Write out every line below that includes the word "values".

————

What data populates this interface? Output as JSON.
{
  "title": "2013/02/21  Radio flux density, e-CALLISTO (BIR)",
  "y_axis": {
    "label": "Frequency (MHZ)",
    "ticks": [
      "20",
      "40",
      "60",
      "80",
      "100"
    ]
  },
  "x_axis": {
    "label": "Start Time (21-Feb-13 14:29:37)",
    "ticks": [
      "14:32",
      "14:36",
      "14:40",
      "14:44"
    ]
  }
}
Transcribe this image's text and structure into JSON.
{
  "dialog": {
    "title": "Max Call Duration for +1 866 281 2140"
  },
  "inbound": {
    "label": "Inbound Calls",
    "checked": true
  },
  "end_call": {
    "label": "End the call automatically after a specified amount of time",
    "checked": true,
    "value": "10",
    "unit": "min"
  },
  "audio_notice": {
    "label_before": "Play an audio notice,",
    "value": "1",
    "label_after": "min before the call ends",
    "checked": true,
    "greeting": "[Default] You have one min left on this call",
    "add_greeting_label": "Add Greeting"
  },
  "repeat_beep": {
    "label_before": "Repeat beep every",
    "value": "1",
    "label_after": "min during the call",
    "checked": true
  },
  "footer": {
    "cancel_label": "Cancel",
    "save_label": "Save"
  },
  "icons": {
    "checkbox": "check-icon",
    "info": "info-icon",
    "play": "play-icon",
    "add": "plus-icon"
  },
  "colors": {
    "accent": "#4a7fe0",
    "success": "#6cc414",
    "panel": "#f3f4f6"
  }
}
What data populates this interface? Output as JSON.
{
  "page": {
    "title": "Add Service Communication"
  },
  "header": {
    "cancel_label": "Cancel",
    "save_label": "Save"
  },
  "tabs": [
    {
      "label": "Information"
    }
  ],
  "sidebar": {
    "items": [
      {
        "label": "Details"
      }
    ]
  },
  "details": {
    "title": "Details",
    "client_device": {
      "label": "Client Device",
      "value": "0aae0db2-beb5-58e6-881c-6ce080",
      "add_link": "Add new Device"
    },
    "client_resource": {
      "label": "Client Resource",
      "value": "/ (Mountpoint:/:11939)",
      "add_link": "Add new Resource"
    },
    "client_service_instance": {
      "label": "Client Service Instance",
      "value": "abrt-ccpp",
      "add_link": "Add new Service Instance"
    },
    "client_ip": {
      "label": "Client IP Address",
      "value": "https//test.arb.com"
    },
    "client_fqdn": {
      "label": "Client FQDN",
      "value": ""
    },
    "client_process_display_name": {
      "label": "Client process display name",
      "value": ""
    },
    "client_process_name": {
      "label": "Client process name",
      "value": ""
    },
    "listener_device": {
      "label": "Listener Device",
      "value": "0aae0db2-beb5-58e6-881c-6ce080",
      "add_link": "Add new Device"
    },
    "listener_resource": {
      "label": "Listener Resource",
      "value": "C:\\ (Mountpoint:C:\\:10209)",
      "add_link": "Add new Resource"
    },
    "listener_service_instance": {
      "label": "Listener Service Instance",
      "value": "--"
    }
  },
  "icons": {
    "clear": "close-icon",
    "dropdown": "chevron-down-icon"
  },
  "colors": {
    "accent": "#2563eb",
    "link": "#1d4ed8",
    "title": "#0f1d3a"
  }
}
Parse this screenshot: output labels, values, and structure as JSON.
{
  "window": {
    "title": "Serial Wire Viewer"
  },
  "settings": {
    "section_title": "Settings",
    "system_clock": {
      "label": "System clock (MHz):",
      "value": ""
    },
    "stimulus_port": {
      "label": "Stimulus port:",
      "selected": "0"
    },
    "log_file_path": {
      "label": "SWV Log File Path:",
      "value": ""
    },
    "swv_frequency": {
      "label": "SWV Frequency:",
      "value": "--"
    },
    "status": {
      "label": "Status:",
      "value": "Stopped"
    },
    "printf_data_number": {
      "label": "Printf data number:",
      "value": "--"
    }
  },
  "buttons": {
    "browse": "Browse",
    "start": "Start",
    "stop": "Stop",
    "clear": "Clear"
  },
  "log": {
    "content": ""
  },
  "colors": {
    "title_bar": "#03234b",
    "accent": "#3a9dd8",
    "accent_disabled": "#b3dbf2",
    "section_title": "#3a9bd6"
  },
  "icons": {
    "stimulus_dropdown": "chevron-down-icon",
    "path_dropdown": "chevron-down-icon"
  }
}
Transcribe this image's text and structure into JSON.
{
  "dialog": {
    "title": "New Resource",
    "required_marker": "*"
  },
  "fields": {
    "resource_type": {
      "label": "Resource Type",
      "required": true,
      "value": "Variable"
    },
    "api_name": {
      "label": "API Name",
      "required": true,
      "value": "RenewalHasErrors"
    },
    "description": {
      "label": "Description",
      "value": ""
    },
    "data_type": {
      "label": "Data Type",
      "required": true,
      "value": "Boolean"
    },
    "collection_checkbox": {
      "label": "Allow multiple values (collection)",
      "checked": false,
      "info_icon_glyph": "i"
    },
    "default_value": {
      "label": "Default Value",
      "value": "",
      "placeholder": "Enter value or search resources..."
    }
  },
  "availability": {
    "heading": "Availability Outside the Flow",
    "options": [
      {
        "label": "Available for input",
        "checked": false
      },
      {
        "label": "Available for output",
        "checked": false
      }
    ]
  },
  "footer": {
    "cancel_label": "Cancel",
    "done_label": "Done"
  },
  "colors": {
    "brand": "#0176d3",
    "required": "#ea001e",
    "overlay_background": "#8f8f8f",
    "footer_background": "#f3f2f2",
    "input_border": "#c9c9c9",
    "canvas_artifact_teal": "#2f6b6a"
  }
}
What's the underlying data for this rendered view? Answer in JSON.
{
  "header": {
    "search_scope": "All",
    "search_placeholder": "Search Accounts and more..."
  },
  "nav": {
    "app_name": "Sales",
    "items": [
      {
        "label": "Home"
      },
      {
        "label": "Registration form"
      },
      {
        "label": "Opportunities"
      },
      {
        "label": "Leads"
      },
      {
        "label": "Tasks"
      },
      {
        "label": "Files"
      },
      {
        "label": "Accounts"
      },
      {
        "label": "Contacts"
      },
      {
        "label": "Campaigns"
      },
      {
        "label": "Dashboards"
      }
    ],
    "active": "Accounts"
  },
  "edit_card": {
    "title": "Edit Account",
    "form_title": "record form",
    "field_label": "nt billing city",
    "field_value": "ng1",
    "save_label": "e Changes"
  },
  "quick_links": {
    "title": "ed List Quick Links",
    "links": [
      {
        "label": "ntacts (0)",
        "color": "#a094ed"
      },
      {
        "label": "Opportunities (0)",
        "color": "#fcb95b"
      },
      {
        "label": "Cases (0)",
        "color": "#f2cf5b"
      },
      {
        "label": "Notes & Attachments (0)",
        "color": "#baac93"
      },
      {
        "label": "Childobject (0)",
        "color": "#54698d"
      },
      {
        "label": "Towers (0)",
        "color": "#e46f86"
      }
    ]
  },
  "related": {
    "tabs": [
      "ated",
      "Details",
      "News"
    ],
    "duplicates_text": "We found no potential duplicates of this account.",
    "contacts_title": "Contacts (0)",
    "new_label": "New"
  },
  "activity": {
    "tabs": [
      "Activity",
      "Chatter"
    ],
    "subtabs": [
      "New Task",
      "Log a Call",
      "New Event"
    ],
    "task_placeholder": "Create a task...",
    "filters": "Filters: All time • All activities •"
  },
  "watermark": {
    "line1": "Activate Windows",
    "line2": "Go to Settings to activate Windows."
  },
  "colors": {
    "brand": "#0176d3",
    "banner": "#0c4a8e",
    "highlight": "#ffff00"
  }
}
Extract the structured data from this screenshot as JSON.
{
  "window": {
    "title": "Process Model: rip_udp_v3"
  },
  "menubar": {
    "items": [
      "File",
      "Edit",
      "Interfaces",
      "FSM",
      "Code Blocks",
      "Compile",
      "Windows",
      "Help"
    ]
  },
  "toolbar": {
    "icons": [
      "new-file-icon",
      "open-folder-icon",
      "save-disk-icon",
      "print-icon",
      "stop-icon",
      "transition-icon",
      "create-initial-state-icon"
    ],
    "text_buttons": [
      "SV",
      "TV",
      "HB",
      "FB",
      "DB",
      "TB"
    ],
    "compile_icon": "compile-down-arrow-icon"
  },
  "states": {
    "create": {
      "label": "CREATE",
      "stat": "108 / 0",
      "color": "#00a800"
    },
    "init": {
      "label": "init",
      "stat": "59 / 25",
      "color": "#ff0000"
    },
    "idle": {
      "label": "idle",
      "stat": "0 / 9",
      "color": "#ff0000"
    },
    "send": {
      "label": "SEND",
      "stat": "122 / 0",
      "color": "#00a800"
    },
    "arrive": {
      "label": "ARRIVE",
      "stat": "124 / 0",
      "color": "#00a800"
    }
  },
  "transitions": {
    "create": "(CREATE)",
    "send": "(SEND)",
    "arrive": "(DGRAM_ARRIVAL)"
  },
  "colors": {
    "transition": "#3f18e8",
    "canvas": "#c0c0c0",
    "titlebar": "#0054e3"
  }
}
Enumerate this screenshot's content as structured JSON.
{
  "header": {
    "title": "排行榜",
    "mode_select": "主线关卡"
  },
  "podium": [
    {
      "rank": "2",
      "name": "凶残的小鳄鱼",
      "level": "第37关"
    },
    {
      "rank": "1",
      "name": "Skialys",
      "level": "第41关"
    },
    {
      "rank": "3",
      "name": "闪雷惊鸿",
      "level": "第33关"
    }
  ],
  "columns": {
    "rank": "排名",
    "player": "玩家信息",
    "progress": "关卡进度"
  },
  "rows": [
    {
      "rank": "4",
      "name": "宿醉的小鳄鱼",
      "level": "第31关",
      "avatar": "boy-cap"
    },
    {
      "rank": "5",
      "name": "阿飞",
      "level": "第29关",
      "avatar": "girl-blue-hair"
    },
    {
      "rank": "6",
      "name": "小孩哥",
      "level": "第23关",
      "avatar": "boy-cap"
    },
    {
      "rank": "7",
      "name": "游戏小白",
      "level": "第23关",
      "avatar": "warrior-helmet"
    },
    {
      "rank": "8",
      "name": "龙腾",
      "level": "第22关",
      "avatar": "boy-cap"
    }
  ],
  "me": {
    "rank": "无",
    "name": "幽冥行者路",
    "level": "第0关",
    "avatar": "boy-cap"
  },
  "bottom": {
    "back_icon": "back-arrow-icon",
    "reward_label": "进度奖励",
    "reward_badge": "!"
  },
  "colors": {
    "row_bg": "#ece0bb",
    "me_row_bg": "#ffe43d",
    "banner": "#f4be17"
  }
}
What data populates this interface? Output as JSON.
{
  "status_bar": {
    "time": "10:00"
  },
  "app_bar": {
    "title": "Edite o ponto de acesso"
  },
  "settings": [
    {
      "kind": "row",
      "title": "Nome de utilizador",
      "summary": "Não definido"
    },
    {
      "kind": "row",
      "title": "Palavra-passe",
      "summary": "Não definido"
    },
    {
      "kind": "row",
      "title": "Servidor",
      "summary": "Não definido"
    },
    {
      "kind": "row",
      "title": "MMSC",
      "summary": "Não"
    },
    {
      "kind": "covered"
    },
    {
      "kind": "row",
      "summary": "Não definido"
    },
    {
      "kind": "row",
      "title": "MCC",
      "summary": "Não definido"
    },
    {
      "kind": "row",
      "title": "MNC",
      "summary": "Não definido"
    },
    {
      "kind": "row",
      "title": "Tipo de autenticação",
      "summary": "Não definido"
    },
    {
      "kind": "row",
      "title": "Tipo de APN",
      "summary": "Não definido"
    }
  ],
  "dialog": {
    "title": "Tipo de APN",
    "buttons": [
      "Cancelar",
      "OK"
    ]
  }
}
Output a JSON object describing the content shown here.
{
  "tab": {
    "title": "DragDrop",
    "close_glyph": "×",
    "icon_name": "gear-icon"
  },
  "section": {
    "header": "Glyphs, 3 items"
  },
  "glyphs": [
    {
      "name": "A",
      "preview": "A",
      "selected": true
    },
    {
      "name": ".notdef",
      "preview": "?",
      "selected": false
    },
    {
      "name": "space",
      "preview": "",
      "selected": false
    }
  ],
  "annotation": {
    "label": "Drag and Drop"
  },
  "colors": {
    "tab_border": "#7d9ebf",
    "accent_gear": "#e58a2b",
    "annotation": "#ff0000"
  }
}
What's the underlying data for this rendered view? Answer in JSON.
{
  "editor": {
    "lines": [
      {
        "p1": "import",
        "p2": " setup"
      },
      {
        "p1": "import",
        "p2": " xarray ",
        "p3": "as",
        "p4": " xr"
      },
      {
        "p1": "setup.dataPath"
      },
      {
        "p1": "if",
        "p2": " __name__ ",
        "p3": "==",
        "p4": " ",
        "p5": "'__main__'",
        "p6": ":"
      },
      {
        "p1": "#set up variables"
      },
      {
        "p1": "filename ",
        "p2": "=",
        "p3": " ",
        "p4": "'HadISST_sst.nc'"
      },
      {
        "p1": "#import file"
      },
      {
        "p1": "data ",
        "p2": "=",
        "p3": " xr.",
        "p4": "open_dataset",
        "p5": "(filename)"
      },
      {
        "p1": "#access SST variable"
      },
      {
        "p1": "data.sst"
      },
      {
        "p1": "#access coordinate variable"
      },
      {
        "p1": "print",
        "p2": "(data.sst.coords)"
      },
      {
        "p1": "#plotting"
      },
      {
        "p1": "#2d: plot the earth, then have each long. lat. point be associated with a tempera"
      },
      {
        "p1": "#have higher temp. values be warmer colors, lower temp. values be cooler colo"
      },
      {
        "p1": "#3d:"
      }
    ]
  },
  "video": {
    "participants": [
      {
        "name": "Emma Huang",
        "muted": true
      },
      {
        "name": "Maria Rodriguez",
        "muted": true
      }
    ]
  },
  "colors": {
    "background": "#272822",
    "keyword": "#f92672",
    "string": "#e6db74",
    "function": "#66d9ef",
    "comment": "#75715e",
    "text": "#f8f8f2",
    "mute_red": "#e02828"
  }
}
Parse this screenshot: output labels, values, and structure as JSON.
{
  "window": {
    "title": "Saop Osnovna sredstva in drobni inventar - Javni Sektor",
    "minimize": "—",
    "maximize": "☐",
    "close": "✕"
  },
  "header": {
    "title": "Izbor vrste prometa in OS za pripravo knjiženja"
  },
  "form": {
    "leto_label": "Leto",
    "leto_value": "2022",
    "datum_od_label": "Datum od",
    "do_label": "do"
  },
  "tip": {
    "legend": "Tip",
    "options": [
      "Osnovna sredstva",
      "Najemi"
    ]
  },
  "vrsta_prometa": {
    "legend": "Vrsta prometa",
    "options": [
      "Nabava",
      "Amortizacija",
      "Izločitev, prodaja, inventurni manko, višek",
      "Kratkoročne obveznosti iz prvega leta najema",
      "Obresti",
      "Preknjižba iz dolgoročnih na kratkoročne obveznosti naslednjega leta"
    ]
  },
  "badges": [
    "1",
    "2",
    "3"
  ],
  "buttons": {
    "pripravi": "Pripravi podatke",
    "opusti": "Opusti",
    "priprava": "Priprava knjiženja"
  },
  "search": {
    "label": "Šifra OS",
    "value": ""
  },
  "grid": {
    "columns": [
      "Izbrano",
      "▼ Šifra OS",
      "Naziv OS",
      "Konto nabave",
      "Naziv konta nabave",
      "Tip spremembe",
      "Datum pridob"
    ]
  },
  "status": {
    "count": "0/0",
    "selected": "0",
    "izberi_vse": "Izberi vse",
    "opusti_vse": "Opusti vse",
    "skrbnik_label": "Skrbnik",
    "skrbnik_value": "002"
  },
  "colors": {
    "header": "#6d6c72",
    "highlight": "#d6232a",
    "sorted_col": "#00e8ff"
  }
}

————

REPLY >>
Parse this screenshot: output labels, values, and structure as JSON.
      "label": "Allow multiple values (collection)",
        "p1": "#have higher temp. values be warmer colors, lower temp. values be cooler colo"
Parse this screenshot: output labels, values, and structure as JSON.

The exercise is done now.